__Records to use__

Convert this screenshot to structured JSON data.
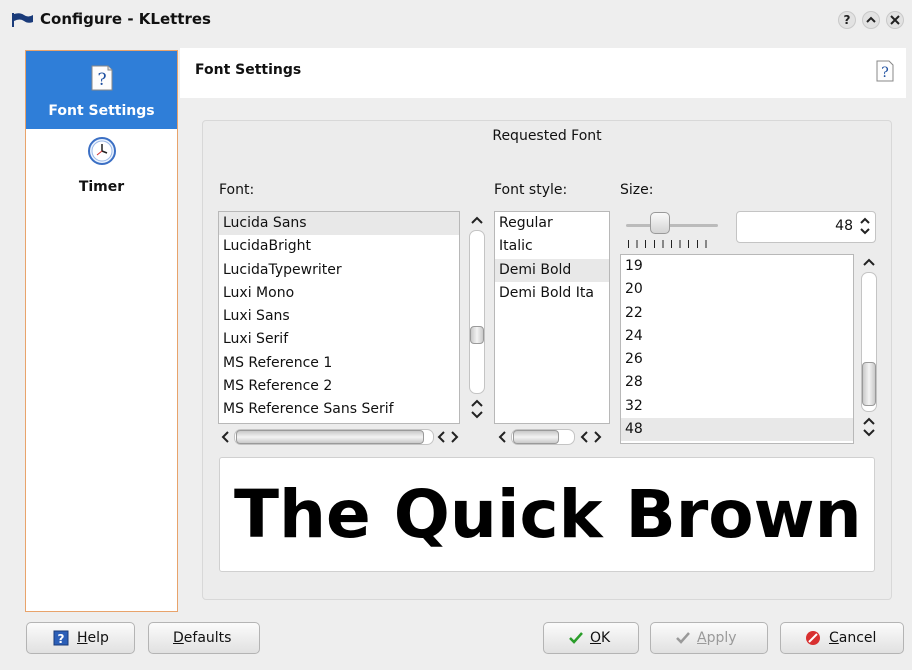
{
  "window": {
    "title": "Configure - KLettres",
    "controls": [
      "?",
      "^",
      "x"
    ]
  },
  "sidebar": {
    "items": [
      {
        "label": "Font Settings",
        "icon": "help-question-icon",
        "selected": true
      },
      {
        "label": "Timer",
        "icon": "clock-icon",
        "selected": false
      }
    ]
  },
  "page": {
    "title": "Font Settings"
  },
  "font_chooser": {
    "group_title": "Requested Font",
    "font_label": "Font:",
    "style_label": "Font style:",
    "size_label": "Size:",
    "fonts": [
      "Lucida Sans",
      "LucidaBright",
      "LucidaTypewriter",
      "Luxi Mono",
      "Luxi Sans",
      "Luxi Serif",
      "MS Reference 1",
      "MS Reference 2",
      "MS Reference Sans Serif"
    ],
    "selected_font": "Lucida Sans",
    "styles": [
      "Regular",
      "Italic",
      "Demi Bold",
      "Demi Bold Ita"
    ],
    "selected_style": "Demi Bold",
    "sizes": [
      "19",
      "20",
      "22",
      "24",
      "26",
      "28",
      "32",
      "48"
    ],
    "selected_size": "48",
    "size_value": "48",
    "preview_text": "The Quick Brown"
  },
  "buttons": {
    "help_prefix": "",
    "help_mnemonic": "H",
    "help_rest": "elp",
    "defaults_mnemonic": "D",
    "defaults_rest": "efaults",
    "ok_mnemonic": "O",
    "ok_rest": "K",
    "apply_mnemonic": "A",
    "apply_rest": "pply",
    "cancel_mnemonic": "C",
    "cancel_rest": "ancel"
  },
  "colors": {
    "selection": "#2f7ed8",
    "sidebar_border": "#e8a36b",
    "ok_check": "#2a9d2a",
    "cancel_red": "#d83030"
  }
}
* * *
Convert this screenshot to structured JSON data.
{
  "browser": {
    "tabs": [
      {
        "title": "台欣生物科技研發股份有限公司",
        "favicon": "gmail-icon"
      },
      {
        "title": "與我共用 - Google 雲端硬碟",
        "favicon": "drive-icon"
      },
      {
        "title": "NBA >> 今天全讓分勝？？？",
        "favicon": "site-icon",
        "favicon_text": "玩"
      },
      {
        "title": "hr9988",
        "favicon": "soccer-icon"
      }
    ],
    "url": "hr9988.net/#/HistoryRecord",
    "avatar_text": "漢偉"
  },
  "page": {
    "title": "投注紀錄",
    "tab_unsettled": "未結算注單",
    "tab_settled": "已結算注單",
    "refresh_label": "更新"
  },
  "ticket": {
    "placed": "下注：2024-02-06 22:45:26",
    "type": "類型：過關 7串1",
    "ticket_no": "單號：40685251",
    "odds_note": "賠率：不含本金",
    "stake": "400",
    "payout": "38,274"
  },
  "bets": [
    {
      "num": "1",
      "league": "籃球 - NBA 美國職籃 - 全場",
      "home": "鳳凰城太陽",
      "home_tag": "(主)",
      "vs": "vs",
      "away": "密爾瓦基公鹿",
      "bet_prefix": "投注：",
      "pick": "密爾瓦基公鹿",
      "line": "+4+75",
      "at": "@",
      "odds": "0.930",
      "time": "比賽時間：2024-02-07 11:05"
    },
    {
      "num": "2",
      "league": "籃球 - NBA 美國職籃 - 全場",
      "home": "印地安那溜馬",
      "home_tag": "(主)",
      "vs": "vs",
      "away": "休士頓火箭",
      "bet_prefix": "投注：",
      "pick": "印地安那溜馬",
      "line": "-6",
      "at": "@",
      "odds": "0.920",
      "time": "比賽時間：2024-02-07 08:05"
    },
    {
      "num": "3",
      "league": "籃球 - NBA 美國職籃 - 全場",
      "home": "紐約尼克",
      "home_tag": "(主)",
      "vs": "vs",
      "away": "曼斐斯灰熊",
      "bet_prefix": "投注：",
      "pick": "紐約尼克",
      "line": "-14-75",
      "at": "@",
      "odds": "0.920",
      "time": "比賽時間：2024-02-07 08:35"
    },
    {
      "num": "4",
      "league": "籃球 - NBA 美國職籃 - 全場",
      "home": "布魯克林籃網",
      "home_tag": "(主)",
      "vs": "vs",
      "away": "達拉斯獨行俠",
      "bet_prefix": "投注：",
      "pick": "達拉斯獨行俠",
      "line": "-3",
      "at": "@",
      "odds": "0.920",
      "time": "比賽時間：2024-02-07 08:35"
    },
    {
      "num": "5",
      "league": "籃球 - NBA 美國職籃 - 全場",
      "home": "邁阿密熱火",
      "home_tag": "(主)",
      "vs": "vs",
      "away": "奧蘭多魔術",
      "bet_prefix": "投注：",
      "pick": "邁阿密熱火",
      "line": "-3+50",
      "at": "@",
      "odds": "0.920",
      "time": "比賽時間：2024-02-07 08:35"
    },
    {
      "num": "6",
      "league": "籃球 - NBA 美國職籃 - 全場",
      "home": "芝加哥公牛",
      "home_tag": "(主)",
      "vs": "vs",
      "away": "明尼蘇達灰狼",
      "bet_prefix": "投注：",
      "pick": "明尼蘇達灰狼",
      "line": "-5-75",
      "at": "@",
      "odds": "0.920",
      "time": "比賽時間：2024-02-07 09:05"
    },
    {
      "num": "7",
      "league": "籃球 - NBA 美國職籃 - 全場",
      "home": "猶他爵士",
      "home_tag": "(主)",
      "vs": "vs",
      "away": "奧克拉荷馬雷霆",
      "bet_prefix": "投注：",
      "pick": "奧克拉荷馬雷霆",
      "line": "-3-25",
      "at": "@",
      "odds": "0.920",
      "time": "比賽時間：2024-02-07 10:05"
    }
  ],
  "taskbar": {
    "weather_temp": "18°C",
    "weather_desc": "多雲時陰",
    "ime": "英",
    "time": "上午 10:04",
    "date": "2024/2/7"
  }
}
* * *
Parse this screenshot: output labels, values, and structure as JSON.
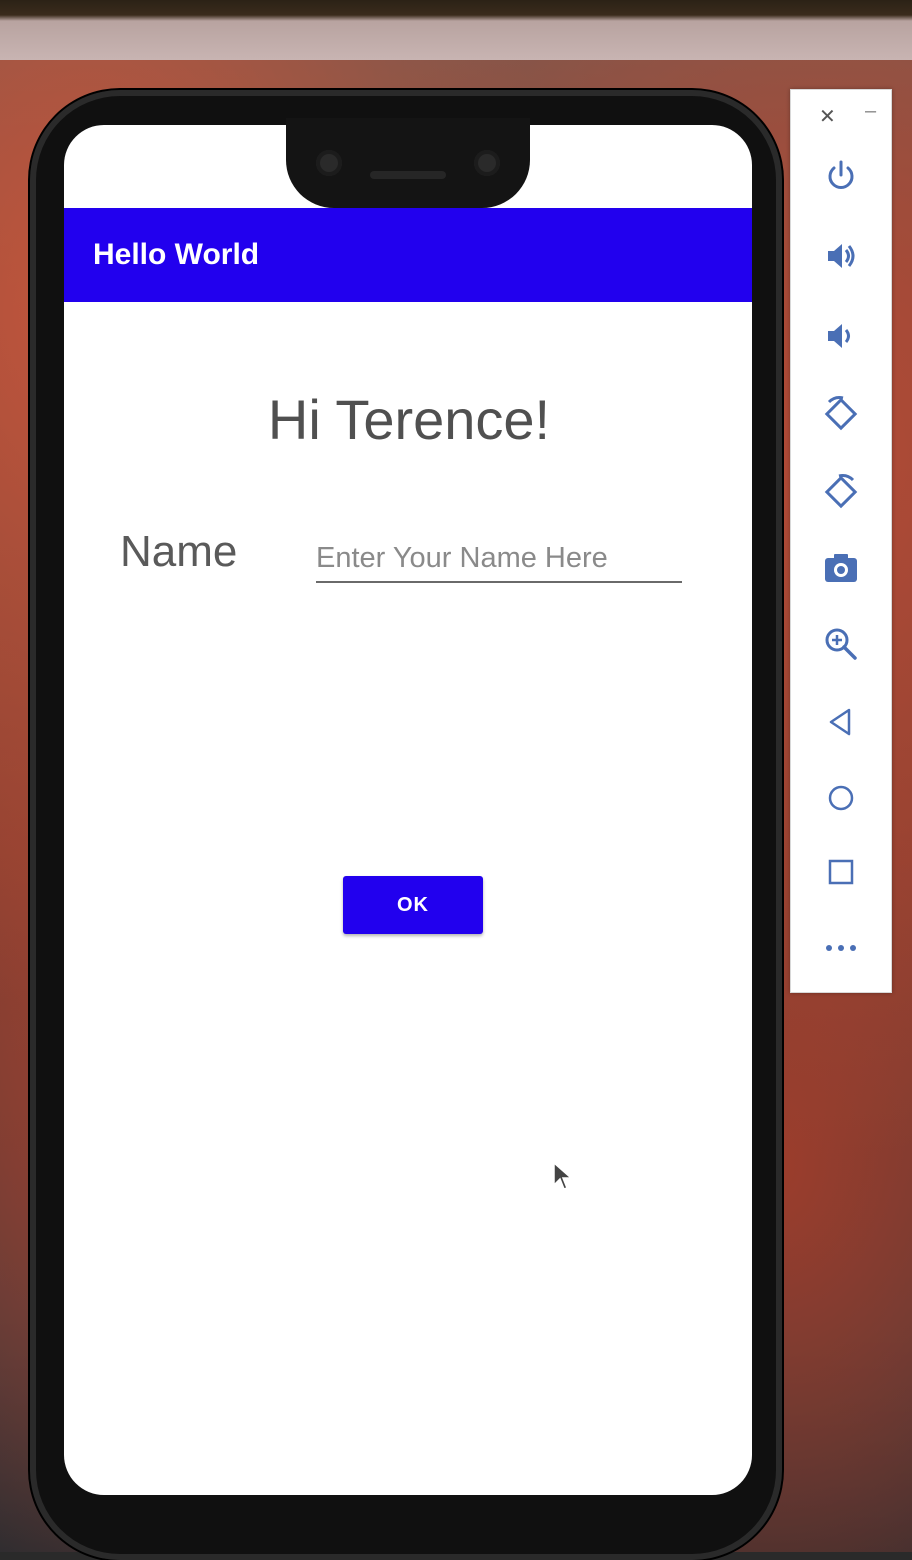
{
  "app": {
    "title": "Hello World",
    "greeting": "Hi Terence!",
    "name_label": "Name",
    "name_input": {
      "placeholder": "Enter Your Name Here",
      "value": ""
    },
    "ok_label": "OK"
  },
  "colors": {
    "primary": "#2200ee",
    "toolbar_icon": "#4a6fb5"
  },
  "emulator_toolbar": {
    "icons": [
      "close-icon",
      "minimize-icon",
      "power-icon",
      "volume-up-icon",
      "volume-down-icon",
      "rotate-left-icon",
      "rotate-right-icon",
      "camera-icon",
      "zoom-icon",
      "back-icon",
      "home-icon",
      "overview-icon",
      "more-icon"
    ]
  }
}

__Aim of the exercise__
Locate the word "Bold" in the records and collect each line it appears in.

__Exercise answer__
      "Demi Bold",
      "Demi Bold Ita"
    "selected_style": "Demi Bold",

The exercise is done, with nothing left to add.